◆ Exercise
A line counts if it contains the word "Monthly" at least once. State how many such lines the records contain, giving the number alone.

------------------------------------------------------------

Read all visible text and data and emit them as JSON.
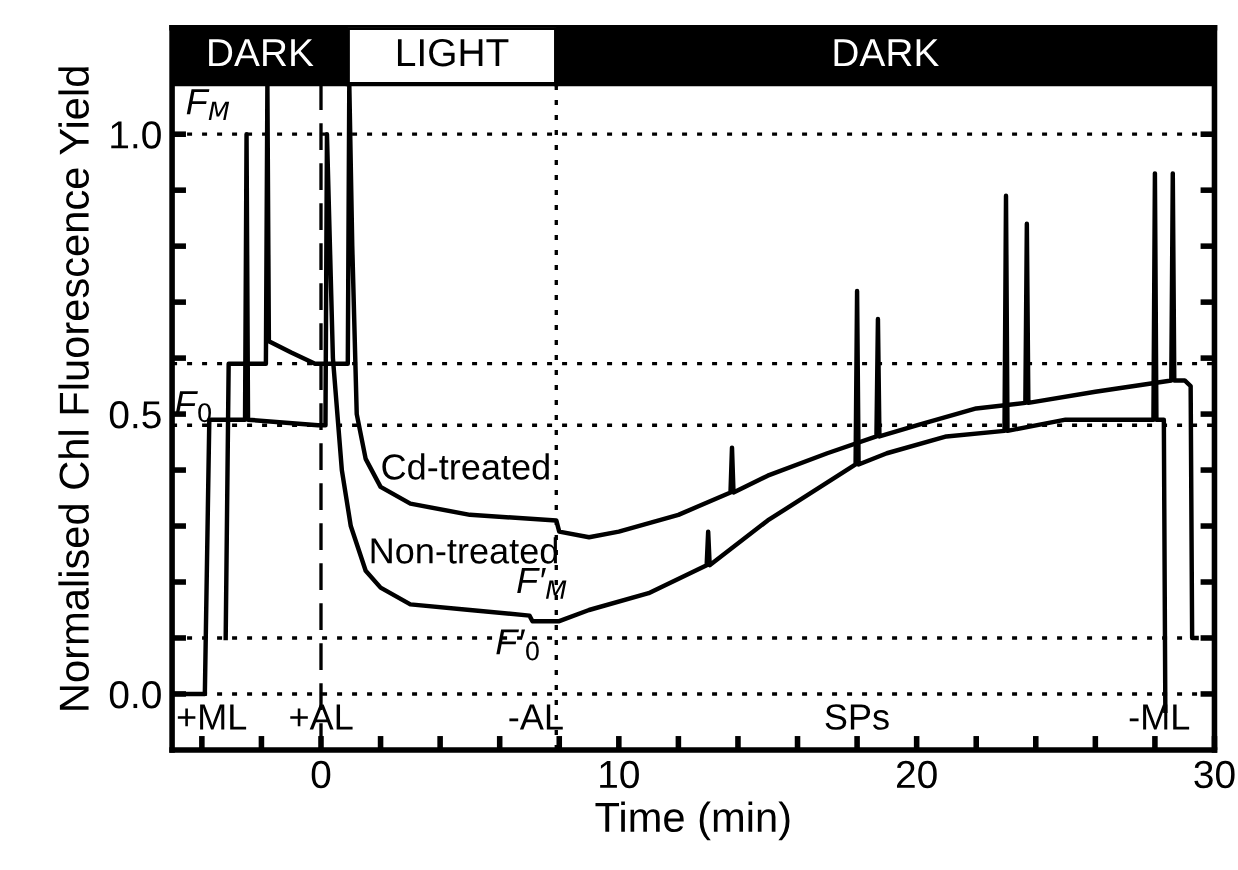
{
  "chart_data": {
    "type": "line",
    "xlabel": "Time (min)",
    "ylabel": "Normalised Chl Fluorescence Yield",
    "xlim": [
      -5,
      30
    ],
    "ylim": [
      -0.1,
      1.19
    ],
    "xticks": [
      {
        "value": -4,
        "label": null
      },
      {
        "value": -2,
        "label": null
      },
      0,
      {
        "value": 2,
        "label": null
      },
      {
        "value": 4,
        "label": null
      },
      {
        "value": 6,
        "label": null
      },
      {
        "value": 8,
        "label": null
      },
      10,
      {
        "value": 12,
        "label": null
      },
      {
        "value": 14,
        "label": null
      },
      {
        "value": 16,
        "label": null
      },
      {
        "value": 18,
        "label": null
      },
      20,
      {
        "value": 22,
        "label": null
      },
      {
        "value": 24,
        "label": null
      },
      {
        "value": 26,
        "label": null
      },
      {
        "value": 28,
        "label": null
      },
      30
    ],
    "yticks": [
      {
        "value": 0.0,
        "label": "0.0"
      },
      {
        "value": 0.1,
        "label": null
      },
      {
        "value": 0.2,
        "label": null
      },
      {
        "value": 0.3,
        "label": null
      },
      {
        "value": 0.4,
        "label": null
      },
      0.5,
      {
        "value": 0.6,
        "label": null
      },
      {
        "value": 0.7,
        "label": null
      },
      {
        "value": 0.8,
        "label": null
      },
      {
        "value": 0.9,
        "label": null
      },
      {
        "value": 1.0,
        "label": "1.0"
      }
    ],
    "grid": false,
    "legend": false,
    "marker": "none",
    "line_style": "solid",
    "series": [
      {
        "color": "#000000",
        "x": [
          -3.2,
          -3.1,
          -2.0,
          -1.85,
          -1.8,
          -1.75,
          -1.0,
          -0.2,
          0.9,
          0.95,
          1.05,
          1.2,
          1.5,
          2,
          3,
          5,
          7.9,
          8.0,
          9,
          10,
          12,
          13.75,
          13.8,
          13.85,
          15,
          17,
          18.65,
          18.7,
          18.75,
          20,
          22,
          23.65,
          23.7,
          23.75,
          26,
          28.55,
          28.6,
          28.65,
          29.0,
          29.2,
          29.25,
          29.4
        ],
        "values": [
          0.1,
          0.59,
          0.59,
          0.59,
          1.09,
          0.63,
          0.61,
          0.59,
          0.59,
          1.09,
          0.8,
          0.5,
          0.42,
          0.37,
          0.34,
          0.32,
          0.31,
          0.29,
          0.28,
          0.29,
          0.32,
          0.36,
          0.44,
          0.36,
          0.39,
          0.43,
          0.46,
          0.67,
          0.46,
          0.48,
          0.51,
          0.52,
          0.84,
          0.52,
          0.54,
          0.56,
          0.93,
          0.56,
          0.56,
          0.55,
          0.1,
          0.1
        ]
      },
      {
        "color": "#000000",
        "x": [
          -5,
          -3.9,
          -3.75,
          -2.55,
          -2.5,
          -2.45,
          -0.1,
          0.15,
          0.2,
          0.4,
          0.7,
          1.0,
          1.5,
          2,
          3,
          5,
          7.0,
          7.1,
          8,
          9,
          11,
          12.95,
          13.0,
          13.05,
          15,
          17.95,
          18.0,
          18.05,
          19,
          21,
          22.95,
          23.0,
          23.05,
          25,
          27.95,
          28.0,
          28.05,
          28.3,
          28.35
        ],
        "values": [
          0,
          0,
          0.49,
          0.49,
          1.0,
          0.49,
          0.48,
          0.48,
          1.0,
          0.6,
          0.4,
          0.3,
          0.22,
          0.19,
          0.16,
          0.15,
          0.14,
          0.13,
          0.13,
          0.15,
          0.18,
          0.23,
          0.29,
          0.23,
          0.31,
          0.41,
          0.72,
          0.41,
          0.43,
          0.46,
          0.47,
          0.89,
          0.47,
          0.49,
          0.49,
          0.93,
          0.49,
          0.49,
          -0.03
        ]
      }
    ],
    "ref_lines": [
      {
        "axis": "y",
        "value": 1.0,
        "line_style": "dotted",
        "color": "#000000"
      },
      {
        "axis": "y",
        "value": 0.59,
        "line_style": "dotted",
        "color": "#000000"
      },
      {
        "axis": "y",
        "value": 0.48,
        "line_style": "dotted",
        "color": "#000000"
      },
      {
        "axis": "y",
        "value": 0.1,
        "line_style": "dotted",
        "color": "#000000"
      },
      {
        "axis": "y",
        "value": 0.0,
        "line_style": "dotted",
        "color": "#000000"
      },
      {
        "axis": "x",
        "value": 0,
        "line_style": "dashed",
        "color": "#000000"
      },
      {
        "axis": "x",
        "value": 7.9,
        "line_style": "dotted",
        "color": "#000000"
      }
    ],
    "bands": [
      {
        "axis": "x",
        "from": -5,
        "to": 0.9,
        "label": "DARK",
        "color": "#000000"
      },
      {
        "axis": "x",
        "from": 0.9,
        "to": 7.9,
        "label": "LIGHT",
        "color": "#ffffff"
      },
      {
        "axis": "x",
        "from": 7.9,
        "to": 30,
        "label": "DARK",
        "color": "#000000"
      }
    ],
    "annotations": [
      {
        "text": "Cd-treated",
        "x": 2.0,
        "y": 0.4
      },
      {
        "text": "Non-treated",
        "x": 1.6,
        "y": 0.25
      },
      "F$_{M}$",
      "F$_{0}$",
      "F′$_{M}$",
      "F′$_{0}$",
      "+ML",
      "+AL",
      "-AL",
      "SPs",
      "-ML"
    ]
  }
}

------------------------------------------------------------

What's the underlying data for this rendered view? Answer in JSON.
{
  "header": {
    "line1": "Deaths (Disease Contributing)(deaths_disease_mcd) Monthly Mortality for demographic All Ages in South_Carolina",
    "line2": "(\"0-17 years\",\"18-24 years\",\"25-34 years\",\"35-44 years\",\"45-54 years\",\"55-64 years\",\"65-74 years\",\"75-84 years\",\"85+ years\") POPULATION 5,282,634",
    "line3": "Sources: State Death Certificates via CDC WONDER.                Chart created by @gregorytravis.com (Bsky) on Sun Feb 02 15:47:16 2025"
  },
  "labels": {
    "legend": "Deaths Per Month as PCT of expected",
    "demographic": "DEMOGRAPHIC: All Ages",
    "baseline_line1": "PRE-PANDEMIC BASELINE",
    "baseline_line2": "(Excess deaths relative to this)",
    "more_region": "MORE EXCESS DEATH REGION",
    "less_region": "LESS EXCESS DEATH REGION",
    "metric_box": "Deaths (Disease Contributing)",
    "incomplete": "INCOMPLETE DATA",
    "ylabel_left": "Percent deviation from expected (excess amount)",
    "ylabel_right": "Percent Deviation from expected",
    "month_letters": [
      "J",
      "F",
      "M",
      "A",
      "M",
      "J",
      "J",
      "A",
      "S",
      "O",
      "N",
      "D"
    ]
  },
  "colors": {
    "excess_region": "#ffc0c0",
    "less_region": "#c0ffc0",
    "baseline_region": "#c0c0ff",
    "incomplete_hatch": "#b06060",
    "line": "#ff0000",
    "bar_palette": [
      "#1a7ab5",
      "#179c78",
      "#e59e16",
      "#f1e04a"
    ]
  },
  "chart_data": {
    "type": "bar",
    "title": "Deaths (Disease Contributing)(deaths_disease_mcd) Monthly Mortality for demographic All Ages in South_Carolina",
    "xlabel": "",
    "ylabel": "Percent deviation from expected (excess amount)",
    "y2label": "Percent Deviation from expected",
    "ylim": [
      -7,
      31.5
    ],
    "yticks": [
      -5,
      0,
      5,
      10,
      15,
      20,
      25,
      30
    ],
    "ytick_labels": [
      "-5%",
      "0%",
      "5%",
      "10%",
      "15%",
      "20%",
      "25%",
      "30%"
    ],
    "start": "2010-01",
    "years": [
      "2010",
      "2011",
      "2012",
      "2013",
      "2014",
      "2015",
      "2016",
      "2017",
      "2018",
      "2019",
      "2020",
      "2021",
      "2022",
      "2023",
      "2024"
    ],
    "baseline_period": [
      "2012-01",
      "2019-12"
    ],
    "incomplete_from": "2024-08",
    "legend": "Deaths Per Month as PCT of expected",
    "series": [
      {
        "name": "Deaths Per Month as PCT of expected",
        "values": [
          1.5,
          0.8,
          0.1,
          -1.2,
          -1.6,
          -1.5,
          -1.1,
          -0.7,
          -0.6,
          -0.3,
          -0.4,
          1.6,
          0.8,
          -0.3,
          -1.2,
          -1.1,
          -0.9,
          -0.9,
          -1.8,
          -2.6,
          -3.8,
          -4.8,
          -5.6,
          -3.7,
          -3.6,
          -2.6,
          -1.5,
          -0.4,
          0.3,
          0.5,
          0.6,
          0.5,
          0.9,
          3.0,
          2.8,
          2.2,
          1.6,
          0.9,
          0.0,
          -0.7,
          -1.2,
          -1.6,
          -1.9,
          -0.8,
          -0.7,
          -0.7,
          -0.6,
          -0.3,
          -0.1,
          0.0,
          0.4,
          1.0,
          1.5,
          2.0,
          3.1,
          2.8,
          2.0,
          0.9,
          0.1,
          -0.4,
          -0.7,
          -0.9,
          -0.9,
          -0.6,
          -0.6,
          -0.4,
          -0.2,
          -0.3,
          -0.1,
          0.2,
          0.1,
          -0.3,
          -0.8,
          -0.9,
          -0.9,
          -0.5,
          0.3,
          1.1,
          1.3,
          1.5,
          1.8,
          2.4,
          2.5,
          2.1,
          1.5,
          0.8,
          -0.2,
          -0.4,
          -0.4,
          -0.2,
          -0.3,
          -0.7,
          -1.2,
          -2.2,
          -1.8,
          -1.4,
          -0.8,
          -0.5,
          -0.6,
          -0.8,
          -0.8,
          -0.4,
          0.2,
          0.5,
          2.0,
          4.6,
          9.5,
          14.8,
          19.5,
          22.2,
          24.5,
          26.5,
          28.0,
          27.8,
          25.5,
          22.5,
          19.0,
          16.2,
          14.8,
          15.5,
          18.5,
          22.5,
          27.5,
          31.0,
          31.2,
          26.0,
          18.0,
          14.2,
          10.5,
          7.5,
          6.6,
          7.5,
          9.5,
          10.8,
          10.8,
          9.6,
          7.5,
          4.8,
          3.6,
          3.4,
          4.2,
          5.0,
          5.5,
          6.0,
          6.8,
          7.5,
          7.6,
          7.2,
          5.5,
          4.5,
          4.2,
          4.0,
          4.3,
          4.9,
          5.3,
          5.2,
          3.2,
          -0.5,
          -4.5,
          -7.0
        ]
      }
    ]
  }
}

------------------------------------------------------------

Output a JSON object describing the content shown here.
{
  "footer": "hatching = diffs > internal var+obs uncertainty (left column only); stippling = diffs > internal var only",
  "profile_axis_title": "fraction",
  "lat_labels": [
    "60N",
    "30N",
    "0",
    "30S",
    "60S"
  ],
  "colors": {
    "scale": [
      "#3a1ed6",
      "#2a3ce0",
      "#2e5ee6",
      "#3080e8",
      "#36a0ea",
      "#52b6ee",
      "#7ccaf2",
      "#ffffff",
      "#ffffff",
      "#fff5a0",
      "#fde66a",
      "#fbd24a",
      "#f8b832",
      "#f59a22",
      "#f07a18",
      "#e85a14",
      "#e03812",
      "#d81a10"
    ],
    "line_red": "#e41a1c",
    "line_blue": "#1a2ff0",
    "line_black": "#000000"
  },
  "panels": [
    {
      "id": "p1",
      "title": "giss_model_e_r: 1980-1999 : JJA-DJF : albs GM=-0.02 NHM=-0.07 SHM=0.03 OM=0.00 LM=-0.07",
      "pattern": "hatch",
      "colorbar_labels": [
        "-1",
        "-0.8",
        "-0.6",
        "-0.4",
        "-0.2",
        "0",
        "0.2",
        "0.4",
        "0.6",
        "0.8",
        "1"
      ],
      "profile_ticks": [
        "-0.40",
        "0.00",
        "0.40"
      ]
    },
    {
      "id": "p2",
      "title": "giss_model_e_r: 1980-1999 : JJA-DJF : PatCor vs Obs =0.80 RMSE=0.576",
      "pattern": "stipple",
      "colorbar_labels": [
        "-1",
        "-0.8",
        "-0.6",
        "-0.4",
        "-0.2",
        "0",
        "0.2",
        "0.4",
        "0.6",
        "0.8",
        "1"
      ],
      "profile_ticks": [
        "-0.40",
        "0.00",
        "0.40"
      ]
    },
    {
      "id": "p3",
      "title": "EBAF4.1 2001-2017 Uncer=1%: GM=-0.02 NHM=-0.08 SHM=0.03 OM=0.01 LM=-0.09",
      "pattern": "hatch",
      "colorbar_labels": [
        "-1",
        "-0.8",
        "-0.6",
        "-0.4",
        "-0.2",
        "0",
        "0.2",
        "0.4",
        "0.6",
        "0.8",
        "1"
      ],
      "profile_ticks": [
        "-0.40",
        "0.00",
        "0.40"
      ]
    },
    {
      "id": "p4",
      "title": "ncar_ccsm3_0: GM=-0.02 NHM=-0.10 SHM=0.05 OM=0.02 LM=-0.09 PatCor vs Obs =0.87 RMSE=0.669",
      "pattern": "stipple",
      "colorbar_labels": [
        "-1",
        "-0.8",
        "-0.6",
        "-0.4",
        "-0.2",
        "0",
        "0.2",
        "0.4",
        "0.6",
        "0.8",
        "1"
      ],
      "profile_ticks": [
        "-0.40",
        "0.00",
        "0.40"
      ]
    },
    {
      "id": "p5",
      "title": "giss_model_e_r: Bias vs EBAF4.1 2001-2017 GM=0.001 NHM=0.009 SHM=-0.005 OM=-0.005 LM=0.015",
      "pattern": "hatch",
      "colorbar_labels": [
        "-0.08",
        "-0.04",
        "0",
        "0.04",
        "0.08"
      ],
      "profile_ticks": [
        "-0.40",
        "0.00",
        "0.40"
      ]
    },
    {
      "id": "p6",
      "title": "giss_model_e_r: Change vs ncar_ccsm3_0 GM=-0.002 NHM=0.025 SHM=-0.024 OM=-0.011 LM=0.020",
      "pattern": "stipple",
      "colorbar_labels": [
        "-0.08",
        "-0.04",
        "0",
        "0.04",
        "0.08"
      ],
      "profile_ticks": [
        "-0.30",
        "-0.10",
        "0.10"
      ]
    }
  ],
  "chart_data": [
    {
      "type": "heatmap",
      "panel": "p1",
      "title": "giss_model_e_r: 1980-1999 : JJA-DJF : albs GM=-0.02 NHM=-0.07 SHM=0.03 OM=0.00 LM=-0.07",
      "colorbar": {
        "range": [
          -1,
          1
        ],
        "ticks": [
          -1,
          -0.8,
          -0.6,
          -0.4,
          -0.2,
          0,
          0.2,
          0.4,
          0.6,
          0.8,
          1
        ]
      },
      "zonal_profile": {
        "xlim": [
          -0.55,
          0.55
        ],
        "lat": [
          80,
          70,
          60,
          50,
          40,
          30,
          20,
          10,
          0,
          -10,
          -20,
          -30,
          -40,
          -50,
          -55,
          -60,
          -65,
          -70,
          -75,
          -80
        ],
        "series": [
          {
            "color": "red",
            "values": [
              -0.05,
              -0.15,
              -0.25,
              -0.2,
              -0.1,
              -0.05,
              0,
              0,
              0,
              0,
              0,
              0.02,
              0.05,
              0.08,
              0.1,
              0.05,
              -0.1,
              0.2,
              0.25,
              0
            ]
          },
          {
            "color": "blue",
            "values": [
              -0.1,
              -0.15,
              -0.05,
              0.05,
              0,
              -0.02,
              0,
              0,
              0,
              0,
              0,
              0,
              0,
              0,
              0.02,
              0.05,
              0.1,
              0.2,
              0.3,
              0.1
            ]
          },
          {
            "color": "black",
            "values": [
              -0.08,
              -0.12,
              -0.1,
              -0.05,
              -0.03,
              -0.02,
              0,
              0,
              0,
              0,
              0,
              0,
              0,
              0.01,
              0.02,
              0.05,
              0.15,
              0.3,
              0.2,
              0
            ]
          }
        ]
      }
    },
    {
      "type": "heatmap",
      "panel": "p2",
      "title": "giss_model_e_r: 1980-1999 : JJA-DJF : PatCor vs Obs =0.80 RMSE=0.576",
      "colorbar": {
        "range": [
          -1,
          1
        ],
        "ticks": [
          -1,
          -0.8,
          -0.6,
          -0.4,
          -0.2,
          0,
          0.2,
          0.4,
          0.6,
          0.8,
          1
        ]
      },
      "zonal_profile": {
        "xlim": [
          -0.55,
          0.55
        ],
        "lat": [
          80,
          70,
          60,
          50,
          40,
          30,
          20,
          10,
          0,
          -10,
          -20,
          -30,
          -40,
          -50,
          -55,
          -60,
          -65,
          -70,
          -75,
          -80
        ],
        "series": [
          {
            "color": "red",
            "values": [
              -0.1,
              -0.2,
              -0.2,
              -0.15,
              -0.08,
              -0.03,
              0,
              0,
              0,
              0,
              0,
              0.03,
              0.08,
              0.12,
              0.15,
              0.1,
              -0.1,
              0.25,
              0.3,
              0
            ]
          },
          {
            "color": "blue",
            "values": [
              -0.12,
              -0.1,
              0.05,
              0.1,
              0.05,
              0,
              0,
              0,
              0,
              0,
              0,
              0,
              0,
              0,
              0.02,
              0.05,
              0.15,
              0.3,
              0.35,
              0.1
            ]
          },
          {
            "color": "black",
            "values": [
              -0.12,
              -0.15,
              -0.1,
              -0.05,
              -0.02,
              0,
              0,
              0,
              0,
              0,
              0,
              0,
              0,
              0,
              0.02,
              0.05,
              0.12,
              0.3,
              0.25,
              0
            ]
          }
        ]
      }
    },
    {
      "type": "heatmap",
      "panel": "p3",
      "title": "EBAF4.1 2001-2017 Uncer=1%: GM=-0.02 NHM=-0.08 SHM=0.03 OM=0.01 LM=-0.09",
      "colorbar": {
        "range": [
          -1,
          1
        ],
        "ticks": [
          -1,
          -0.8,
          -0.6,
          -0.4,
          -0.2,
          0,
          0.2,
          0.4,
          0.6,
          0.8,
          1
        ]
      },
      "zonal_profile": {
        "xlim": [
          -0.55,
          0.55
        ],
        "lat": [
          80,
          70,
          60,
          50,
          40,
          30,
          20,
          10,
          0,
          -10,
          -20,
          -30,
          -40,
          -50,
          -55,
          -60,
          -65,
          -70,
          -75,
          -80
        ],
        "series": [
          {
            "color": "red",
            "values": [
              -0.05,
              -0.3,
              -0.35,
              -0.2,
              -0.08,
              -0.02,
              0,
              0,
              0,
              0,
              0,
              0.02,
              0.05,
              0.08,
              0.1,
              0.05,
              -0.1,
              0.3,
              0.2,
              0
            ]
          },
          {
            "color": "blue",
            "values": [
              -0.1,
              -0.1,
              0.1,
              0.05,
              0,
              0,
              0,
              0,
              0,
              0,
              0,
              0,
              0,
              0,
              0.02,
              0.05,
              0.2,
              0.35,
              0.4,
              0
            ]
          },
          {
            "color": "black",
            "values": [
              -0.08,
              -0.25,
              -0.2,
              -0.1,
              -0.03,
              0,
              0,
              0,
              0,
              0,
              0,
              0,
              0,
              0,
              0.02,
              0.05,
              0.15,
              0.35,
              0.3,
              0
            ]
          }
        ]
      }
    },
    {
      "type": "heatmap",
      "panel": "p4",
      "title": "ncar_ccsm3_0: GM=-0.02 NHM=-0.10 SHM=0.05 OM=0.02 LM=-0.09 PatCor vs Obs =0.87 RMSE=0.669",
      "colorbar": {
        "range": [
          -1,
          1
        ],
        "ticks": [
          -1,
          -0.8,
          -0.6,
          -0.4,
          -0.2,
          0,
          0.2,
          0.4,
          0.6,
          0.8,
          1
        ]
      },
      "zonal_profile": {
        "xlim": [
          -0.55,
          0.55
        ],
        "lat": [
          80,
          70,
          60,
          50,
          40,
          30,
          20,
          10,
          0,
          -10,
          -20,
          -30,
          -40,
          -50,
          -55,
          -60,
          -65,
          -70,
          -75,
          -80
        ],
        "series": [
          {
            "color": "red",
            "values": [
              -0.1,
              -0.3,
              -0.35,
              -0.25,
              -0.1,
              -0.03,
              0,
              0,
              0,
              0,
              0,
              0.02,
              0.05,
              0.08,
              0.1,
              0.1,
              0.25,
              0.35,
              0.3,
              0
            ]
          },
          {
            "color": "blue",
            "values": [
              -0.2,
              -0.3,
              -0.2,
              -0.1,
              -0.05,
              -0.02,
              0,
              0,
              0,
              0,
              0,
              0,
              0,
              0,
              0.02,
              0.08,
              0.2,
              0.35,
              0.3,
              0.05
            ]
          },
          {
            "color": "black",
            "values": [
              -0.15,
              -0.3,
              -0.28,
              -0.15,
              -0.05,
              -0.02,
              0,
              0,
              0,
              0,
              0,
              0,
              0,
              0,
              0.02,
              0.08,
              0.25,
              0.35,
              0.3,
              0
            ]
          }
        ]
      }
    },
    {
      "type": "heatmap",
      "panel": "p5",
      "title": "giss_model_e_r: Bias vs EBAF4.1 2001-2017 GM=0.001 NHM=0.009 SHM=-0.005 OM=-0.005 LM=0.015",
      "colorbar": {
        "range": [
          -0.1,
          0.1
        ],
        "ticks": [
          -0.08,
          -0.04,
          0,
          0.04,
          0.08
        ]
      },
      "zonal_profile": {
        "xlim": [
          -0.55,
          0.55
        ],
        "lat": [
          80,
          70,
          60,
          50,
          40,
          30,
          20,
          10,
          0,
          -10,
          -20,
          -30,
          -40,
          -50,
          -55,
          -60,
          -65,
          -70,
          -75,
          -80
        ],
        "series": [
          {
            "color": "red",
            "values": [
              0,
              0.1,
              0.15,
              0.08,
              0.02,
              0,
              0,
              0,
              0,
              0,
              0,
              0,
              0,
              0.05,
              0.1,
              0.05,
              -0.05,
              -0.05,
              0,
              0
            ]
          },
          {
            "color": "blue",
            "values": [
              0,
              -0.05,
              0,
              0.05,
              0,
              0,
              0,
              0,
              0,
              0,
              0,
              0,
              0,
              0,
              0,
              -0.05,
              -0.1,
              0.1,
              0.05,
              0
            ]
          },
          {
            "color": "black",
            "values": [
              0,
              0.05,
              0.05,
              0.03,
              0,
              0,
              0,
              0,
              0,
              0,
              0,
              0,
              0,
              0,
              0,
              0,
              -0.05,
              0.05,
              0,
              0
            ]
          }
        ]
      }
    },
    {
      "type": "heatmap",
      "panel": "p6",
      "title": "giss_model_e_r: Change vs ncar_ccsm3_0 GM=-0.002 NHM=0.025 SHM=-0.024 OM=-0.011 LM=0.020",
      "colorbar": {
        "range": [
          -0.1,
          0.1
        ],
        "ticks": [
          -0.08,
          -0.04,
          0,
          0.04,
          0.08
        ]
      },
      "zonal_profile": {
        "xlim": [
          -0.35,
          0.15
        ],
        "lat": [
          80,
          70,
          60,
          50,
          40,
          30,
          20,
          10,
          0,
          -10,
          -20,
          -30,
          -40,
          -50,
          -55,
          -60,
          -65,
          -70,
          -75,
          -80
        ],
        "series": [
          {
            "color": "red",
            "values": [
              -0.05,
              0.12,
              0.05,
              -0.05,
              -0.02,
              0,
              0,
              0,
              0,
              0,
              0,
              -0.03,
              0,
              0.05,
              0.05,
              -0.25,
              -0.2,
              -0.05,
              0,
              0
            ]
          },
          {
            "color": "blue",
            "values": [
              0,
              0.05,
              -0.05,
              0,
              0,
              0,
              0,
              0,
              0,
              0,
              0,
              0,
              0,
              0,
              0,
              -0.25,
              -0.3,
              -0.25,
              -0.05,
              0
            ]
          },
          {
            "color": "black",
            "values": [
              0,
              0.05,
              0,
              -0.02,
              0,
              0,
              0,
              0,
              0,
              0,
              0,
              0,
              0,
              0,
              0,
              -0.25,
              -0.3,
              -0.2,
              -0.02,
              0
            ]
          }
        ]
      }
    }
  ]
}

------------------------------------------------------------

◆ Response to this task
2